Written request: Pick out all lines with the word "letter" from the records that follow.
━━━━━━━━━━━━━━━━━━━━━━━━━━━━━━
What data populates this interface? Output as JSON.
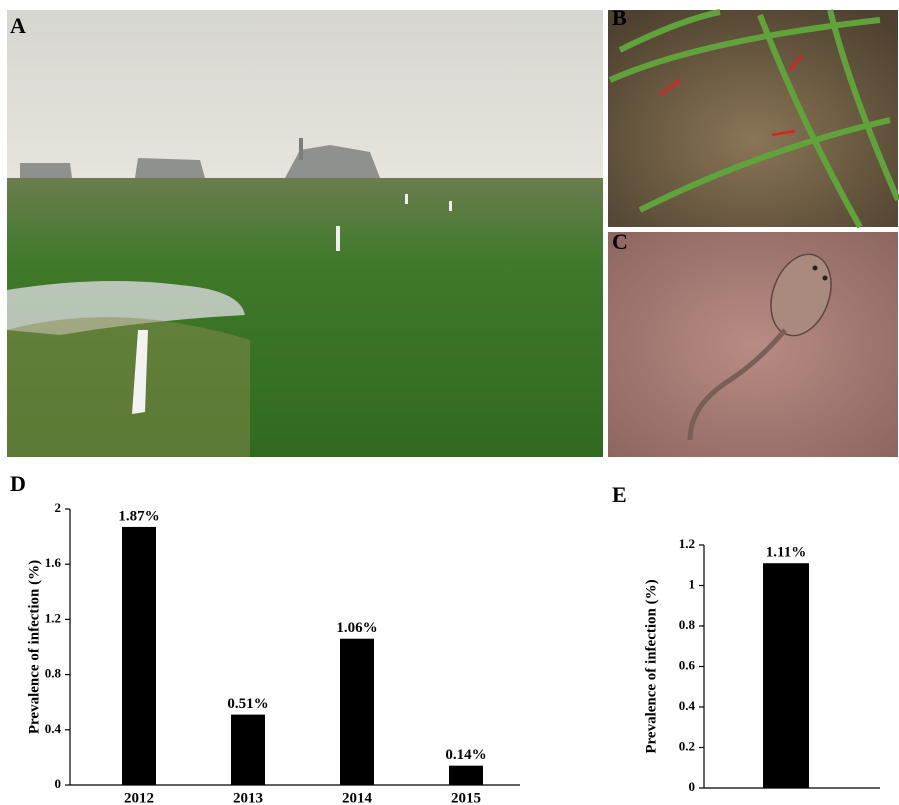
{
  "panel_labels": [
    "A",
    "B",
    "C",
    "D",
    "E"
  ],
  "chart_data": [
    {
      "type": "bar",
      "ylabel": "Prevalence of infection (%)",
      "categories": [
        "2012",
        "2013",
        "2014",
        "2015"
      ],
      "values": [
        1.87,
        0.51,
        1.06,
        0.14
      ],
      "value_labels": [
        "1.87%",
        "0.51%",
        "1.06%",
        "0.14%"
      ],
      "color": "#000000",
      "ylim": [
        0,
        2
      ],
      "yticks": [
        0,
        0.4,
        0.8,
        1.2,
        1.6,
        2
      ]
    },
    {
      "type": "bar",
      "ylabel": "Prevalence of infection (%)",
      "categories": [
        null
      ],
      "values": [
        1.11
      ],
      "value_labels": [
        "1.11%"
      ],
      "color": "#000000",
      "ylim": [
        0,
        1.2
      ],
      "yticks": [
        0,
        0.2,
        0.4,
        0.6,
        0.8,
        1,
        1.2
      ]
    }
  ]
}
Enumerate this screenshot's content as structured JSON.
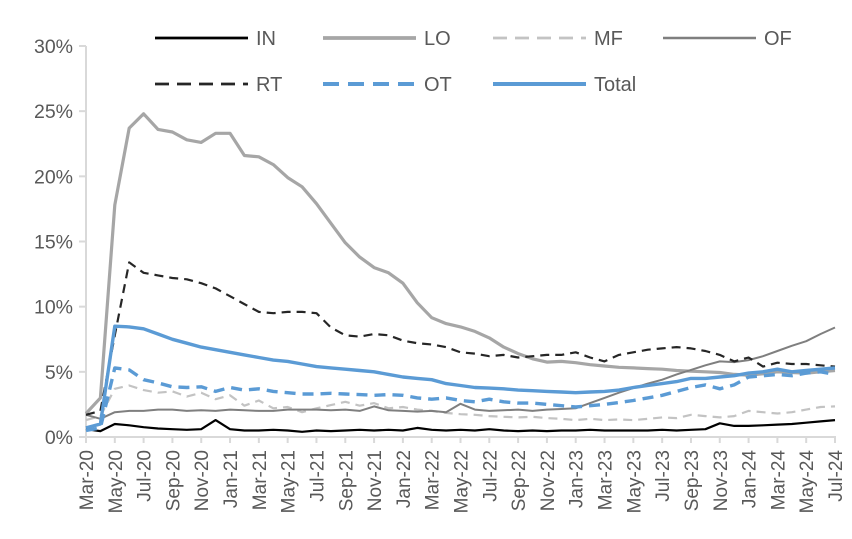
{
  "chart_data": {
    "type": "line",
    "title": "",
    "xlabel": "",
    "ylabel": "",
    "ylim": [
      0,
      30
    ],
    "y_tick_labels": [
      "0%",
      "5%",
      "10%",
      "15%",
      "20%",
      "25%",
      "30%"
    ],
    "x_tick_interval": 2,
    "grid": false,
    "legend_position": "top",
    "axis_text_color": "#595959",
    "axis_line_color": "#d9d9d9",
    "x": [
      "Mar-20",
      "Apr-20",
      "May-20",
      "Jun-20",
      "Jul-20",
      "Aug-20",
      "Sep-20",
      "Oct-20",
      "Nov-20",
      "Dec-20",
      "Jan-21",
      "Feb-21",
      "Mar-21",
      "Apr-21",
      "May-21",
      "Jun-21",
      "Jul-21",
      "Aug-21",
      "Sep-21",
      "Oct-21",
      "Nov-21",
      "Dec-21",
      "Jan-22",
      "Feb-22",
      "Mar-22",
      "Apr-22",
      "May-22",
      "Jun-22",
      "Jul-22",
      "Aug-22",
      "Sep-22",
      "Oct-22",
      "Nov-22",
      "Dec-22",
      "Jan-23",
      "Feb-23",
      "Mar-23",
      "Apr-23",
      "May-23",
      "Jun-23",
      "Jul-23",
      "Aug-23",
      "Sep-23",
      "Oct-23",
      "Nov-23",
      "Dec-23",
      "Jan-24",
      "Feb-24",
      "Mar-24",
      "Apr-24",
      "May-24",
      "Jun-24",
      "Jul-24"
    ],
    "series": [
      {
        "name": "IN",
        "color": "#000000",
        "dash": "solid",
        "width": 2.2,
        "values": [
          0.6,
          0.45,
          1.0,
          0.9,
          0.75,
          0.65,
          0.6,
          0.55,
          0.6,
          1.3,
          0.6,
          0.5,
          0.5,
          0.55,
          0.5,
          0.4,
          0.5,
          0.45,
          0.5,
          0.55,
          0.5,
          0.55,
          0.5,
          0.7,
          0.55,
          0.5,
          0.55,
          0.5,
          0.6,
          0.5,
          0.45,
          0.5,
          0.45,
          0.5,
          0.5,
          0.55,
          0.5,
          0.5,
          0.5,
          0.5,
          0.55,
          0.5,
          0.55,
          0.6,
          1.05,
          0.85,
          0.85,
          0.9,
          0.95,
          1.0,
          1.1,
          1.2,
          1.3
        ]
      },
      {
        "name": "LO",
        "color": "#a6a6a6",
        "dash": "solid",
        "width": 3.2,
        "values": [
          1.8,
          3.0,
          17.8,
          23.7,
          24.8,
          23.6,
          23.4,
          22.8,
          22.6,
          23.3,
          23.3,
          21.6,
          21.5,
          20.9,
          19.9,
          19.2,
          17.9,
          16.4,
          14.9,
          13.8,
          13.0,
          12.6,
          11.8,
          10.3,
          9.15,
          8.7,
          8.45,
          8.1,
          7.6,
          6.9,
          6.4,
          6.0,
          5.75,
          5.8,
          5.7,
          5.55,
          5.45,
          5.35,
          5.3,
          5.25,
          5.2,
          5.1,
          5.05,
          5.0,
          4.95,
          4.8,
          4.75,
          4.85,
          5.0,
          4.95,
          4.9,
          5.0,
          5.1
        ]
      },
      {
        "name": "MF",
        "color": "#c3c3c3",
        "dash": "dashed",
        "width": 2.2,
        "values": [
          1.3,
          1.6,
          3.7,
          3.95,
          3.6,
          3.4,
          3.5,
          3.1,
          3.4,
          2.9,
          3.2,
          2.4,
          2.8,
          2.2,
          2.3,
          1.9,
          2.2,
          2.45,
          2.7,
          2.4,
          2.6,
          2.2,
          2.3,
          2.1,
          2.0,
          1.85,
          1.75,
          1.7,
          1.6,
          1.55,
          1.5,
          1.55,
          1.45,
          1.4,
          1.3,
          1.4,
          1.3,
          1.35,
          1.3,
          1.4,
          1.5,
          1.45,
          1.7,
          1.6,
          1.5,
          1.6,
          2.0,
          1.9,
          1.8,
          1.9,
          2.1,
          2.3,
          2.35
        ]
      },
      {
        "name": "OF",
        "color": "#7f7f7f",
        "dash": "solid",
        "width": 2.0,
        "values": [
          1.7,
          1.4,
          1.9,
          2.0,
          2.0,
          2.1,
          2.1,
          2.0,
          2.05,
          2.0,
          2.1,
          2.05,
          2.0,
          2.0,
          2.1,
          2.1,
          2.1,
          2.05,
          2.1,
          2.0,
          2.35,
          2.05,
          2.0,
          1.95,
          2.0,
          1.9,
          2.55,
          2.1,
          2.0,
          2.05,
          2.1,
          2.0,
          2.1,
          2.15,
          2.2,
          2.6,
          3.0,
          3.4,
          3.75,
          4.1,
          4.4,
          4.8,
          5.15,
          5.5,
          5.8,
          5.75,
          5.9,
          6.2,
          6.6,
          7.0,
          7.35,
          7.9,
          8.4
        ]
      },
      {
        "name": "RT",
        "color": "#262626",
        "dash": "dashed",
        "width": 2.2,
        "values": [
          1.7,
          2.0,
          7.8,
          13.4,
          12.6,
          12.4,
          12.2,
          12.1,
          11.8,
          11.4,
          10.8,
          10.2,
          9.6,
          9.5,
          9.6,
          9.6,
          9.5,
          8.4,
          7.8,
          7.7,
          7.9,
          7.8,
          7.4,
          7.2,
          7.1,
          6.9,
          6.5,
          6.4,
          6.2,
          6.3,
          6.1,
          6.2,
          6.3,
          6.3,
          6.5,
          6.1,
          5.8,
          6.3,
          6.5,
          6.7,
          6.8,
          6.9,
          6.8,
          6.6,
          6.3,
          5.8,
          6.1,
          5.4,
          5.7,
          5.6,
          5.6,
          5.5,
          5.4
        ]
      },
      {
        "name": "OT",
        "color": "#5b9bd5",
        "dash": "dashed",
        "width": 3.4,
        "values": [
          0.5,
          0.7,
          5.3,
          5.15,
          4.4,
          4.15,
          3.85,
          3.8,
          3.85,
          3.5,
          3.8,
          3.6,
          3.7,
          3.5,
          3.4,
          3.3,
          3.3,
          3.35,
          3.3,
          3.25,
          3.2,
          3.25,
          3.2,
          3.0,
          2.9,
          3.0,
          2.8,
          2.7,
          2.9,
          2.7,
          2.6,
          2.6,
          2.5,
          2.4,
          2.3,
          2.4,
          2.5,
          2.65,
          2.8,
          3.0,
          3.2,
          3.5,
          3.8,
          4.0,
          3.7,
          4.0,
          4.6,
          4.7,
          4.8,
          4.7,
          4.9,
          5.0,
          4.8
        ]
      },
      {
        "name": "Total",
        "color": "#5b9bd5",
        "dash": "solid",
        "width": 3.4,
        "values": [
          0.7,
          1.0,
          8.5,
          8.45,
          8.3,
          7.9,
          7.5,
          7.2,
          6.9,
          6.7,
          6.5,
          6.3,
          6.1,
          5.9,
          5.8,
          5.6,
          5.4,
          5.3,
          5.2,
          5.1,
          5.0,
          4.8,
          4.6,
          4.5,
          4.4,
          4.1,
          3.95,
          3.8,
          3.75,
          3.7,
          3.6,
          3.55,
          3.5,
          3.45,
          3.4,
          3.45,
          3.5,
          3.6,
          3.8,
          3.95,
          4.1,
          4.25,
          4.5,
          4.5,
          4.6,
          4.7,
          4.9,
          5.0,
          5.2,
          5.0,
          5.1,
          5.2,
          5.3
        ]
      }
    ],
    "legend_rows": [
      [
        "IN",
        "LO",
        "MF",
        "OF"
      ],
      [
        "RT",
        "OT",
        "Total"
      ]
    ]
  }
}
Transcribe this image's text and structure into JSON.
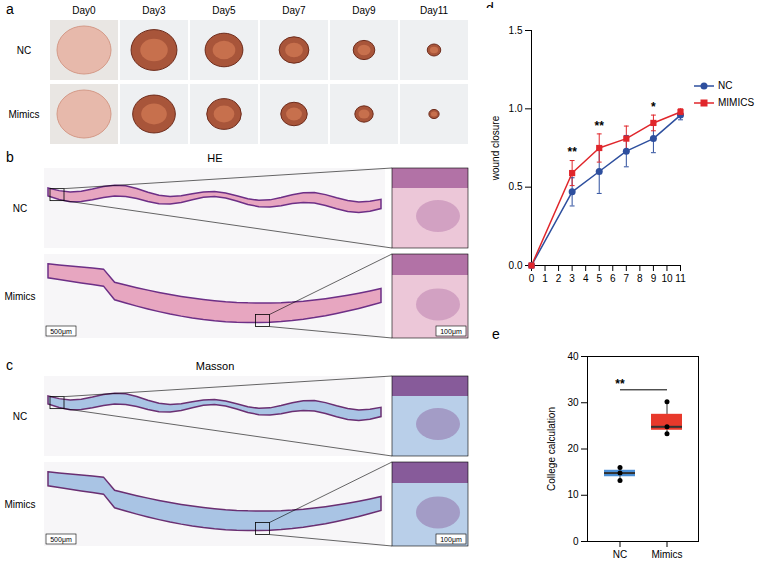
{
  "figure": {
    "a": {
      "letter": "a",
      "columns": [
        "Day0",
        "Day3",
        "Day5",
        "Day7",
        "Day9",
        "Day11"
      ],
      "rows": [
        "NC",
        "Mimics"
      ]
    },
    "b": {
      "letter": "b",
      "title": "HE",
      "rows": [
        "NC",
        "Mimics"
      ],
      "scale_bars": [
        "500μm",
        "100μm"
      ]
    },
    "c": {
      "letter": "c",
      "title": "Masson",
      "rows": [
        "NC",
        "Mimics"
      ],
      "scale_bars": [
        "500μm",
        "100μm"
      ]
    },
    "d": {
      "letter": "d"
    },
    "e": {
      "letter": "e"
    }
  },
  "chart_data": [
    {
      "type": "line",
      "ylabel": "wound closure",
      "x": [
        0,
        3,
        5,
        7,
        9,
        11
      ],
      "xlim": [
        0,
        11
      ],
      "xticks": [
        0,
        1,
        2,
        3,
        4,
        5,
        6,
        7,
        8,
        9,
        10,
        11
      ],
      "ylim": [
        0,
        1.5
      ],
      "yticks": [
        {
          "value": 0,
          "label": "0.0"
        },
        {
          "value": 0.5,
          "label": "0.5"
        },
        {
          "value": 1,
          "label": "1.0"
        },
        {
          "value": 1.5,
          "label": "1.5"
        }
      ],
      "legend": "right",
      "series": [
        {
          "name": "NC",
          "color": "#2e4f9e",
          "marker": "circle",
          "values": [
            0,
            0.47,
            0.6,
            0.73,
            0.81,
            0.96
          ],
          "errors": [
            0,
            0.09,
            0.14,
            0.1,
            0.09,
            0.03
          ]
        },
        {
          "name": "MIMICS",
          "color": "#e0262b",
          "marker": "square",
          "values": [
            0,
            0.59,
            0.75,
            0.81,
            0.91,
            0.98
          ],
          "errors": [
            0,
            0.08,
            0.09,
            0.08,
            0.05,
            0.02
          ]
        }
      ],
      "annotations": [
        {
          "x": 3,
          "text": "**"
        },
        {
          "x": 5,
          "text": "**"
        },
        {
          "x": 9,
          "text": "*"
        }
      ]
    },
    {
      "type": "box",
      "ylabel": "College calculation",
      "categories": [
        "NC",
        "Mimics"
      ],
      "colors": [
        "#4a8fd6",
        "#e8392b"
      ],
      "values": [
        [
          13.2,
          14.8,
          16.0
        ],
        [
          23.3,
          24.8,
          30.2
        ]
      ],
      "ylim": [
        0,
        40
      ],
      "yticks": [
        0,
        10,
        20,
        30,
        40
      ],
      "annotations": [
        {
          "x1": "NC",
          "x2": "Mimics",
          "text": "**"
        }
      ]
    }
  ]
}
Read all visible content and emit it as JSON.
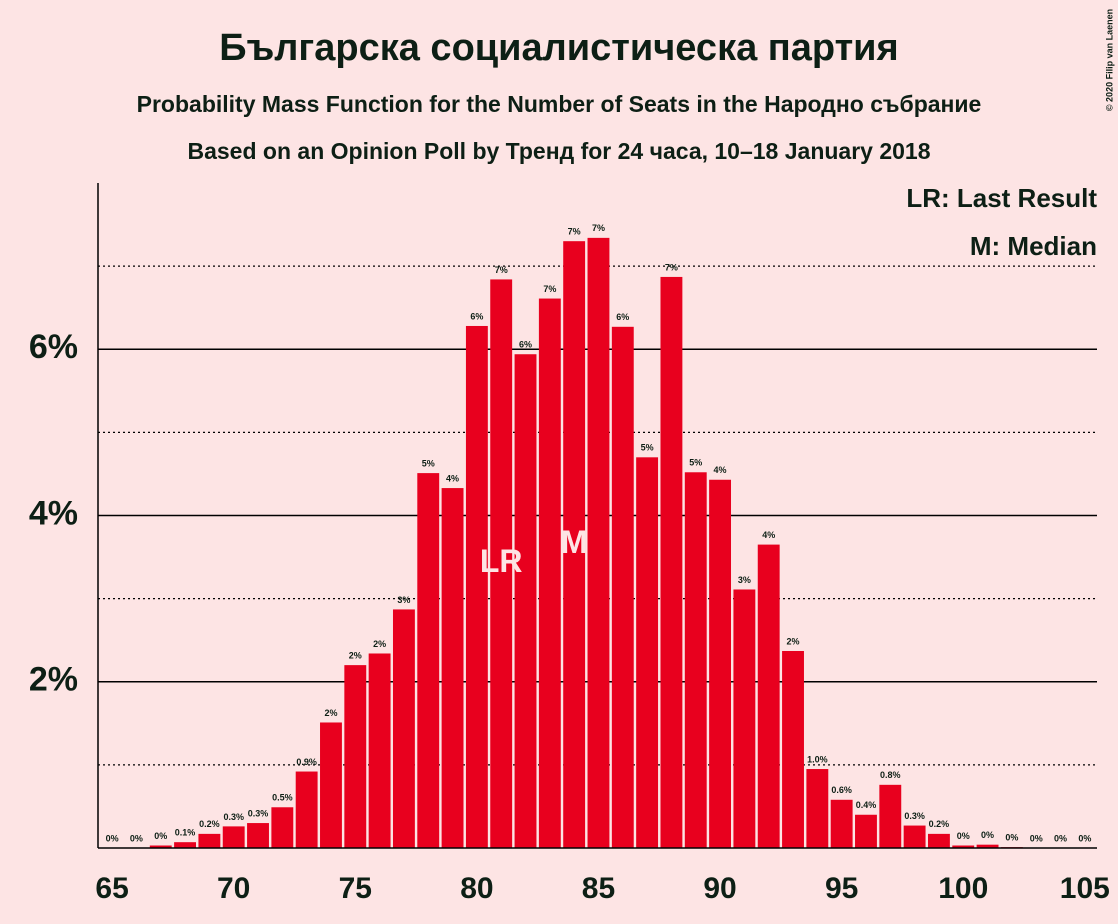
{
  "chart_data": {
    "type": "bar",
    "title": "Българска социалистическа партия",
    "subtitle": "Probability Mass Function for the Number of Seats in the Народно събрание",
    "subtitle2": "Based on an Opinion Poll by Тренд for 24 часа, 10–18 January 2018",
    "copyright": "© 2020 Filip van Laenen",
    "legend": [
      "LR: Last Result",
      "M: Median"
    ],
    "legend_position": "top-right",
    "annotations": [
      {
        "x": 81,
        "text": "LR"
      },
      {
        "x": 84,
        "text": "M"
      }
    ],
    "x": [
      65,
      66,
      67,
      68,
      69,
      70,
      71,
      72,
      73,
      74,
      75,
      76,
      77,
      78,
      79,
      80,
      81,
      82,
      83,
      84,
      85,
      86,
      87,
      88,
      89,
      90,
      91,
      92,
      93,
      94,
      95,
      96,
      97,
      98,
      99,
      100,
      101,
      102,
      103,
      104,
      105
    ],
    "values": [
      0,
      0,
      0.03,
      0.07,
      0.17,
      0.26,
      0.3,
      0.49,
      0.92,
      1.51,
      2.2,
      2.34,
      2.87,
      4.51,
      4.33,
      6.28,
      6.84,
      5.94,
      6.61,
      7.3,
      7.34,
      6.27,
      4.7,
      6.87,
      4.52,
      4.43,
      3.11,
      3.65,
      2.37,
      0.95,
      0.58,
      0.4,
      0.76,
      0.27,
      0.17,
      0.03,
      0.04,
      0.01,
      0,
      0,
      0
    ],
    "value_labels": [
      "0%",
      "0%",
      "0%",
      "0.1%",
      "0.2%",
      "0.3%",
      "0.3%",
      "0.5%",
      "0.9%",
      "2%",
      "2%",
      "2%",
      "3%",
      "5%",
      "4%",
      "6%",
      "7%",
      "6%",
      "7%",
      "7%",
      "7%",
      "6%",
      "5%",
      "7%",
      "5%",
      "4%",
      "3%",
      "4%",
      "2%",
      "1.0%",
      "0.6%",
      "0.4%",
      "0.8%",
      "0.3%",
      "0.2%",
      "0%",
      "0%",
      "0%",
      "0%",
      "0%",
      "0%"
    ],
    "color": "#e8001e",
    "xlim": [
      64.42,
      105.5
    ],
    "xticks": [
      65,
      70,
      75,
      80,
      85,
      90,
      95,
      100,
      105
    ],
    "ylim": [
      0,
      8
    ],
    "yticks": [
      {
        "value": 2,
        "label": "2%"
      },
      {
        "value": 4,
        "label": "4%"
      },
      {
        "value": 6,
        "label": "6%"
      }
    ],
    "minor_grid": [
      1,
      3,
      5,
      7
    ],
    "grid": true
  }
}
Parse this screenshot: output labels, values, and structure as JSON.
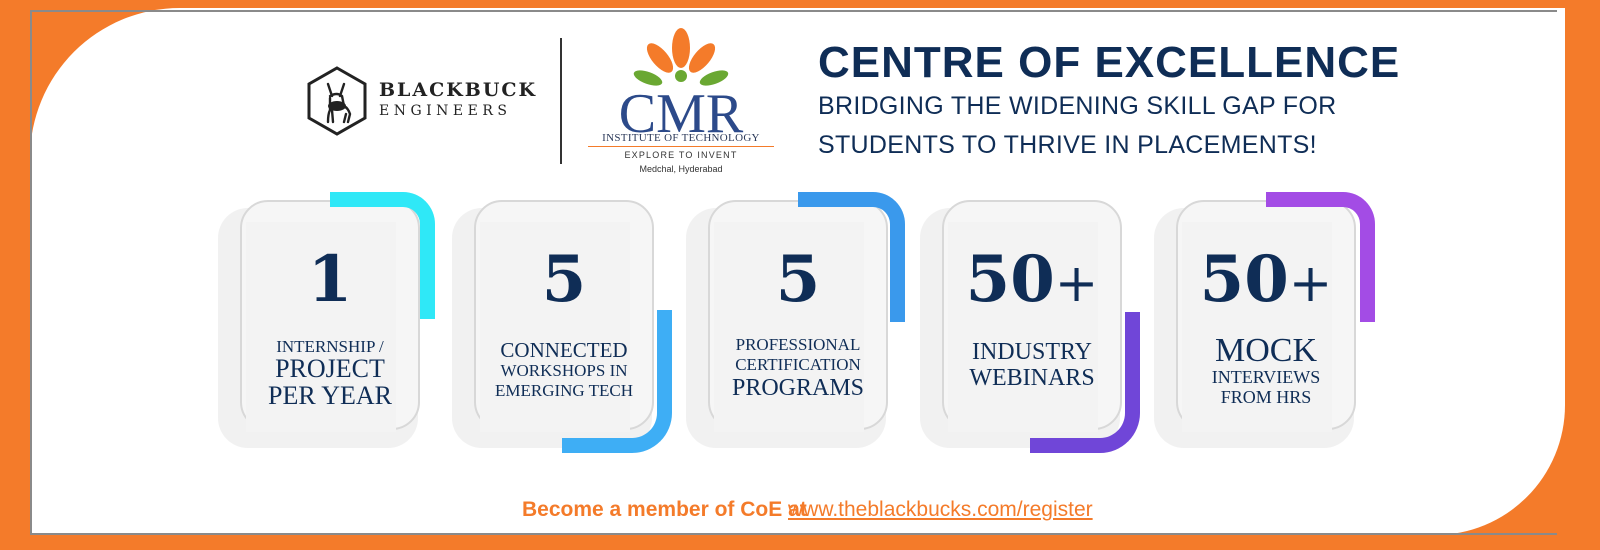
━━━━━━━━━━━━━━━━━━━━━━━━━━━━━━
Exercise response:
      "letter": "a",
      "letter": "b",
      "letter": "c",
      "letter": "d"
      "letter": "e"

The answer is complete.